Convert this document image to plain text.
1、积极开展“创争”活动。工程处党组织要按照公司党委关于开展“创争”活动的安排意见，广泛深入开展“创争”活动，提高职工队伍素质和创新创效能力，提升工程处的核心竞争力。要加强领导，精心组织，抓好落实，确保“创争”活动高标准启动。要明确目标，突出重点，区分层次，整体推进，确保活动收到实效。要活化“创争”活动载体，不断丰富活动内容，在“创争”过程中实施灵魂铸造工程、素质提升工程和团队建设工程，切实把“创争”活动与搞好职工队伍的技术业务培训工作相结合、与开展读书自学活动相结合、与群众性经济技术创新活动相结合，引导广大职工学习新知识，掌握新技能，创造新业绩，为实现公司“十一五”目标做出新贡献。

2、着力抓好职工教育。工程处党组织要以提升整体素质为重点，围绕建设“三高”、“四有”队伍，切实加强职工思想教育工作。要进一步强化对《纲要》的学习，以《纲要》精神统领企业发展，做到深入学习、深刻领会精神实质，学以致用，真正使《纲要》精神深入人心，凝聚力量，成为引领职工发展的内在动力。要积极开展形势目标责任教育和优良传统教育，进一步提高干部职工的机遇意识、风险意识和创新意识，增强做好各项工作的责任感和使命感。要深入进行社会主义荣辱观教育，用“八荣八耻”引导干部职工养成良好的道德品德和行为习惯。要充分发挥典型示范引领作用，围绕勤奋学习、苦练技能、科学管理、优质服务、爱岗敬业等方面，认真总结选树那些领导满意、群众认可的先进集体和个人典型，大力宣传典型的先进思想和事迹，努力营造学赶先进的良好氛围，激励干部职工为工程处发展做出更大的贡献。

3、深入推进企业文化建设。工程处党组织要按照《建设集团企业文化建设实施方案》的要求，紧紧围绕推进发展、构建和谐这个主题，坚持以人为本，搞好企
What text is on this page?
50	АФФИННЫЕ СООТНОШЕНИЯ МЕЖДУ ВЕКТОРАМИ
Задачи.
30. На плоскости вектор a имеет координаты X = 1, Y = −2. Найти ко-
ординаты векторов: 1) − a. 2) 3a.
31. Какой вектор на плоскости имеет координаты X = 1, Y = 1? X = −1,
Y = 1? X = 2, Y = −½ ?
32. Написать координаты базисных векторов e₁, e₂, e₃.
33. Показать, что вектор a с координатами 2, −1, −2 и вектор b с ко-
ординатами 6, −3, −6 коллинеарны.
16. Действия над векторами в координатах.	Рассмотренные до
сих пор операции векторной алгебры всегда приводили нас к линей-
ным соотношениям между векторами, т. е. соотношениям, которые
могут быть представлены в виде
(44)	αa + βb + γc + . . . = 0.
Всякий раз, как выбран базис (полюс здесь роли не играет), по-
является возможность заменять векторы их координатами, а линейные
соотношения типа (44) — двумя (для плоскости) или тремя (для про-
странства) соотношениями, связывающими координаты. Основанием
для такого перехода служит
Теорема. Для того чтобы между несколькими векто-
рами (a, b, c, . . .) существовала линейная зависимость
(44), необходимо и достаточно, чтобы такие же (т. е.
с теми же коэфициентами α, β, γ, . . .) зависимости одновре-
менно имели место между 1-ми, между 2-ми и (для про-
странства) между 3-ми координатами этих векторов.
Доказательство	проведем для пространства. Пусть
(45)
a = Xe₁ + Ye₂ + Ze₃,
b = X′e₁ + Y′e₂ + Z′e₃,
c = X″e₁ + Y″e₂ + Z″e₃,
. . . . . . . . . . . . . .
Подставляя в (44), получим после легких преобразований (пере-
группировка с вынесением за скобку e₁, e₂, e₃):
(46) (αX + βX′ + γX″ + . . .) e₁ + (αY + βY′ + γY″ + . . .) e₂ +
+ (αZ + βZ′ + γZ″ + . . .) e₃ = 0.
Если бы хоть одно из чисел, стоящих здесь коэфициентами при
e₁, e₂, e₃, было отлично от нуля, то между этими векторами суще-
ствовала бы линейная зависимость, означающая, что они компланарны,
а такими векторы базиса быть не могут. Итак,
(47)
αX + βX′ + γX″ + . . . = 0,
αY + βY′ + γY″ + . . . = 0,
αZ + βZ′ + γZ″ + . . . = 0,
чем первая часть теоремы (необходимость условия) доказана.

--- --- ---

#### Task directions:
From the entries, report each line that includes the word "чтобы".

#### Answer to this exercise:
Теорема. Для того чтобы между несколькими векто-
(44), необходимо и достаточно, чтобы такие же (т. е.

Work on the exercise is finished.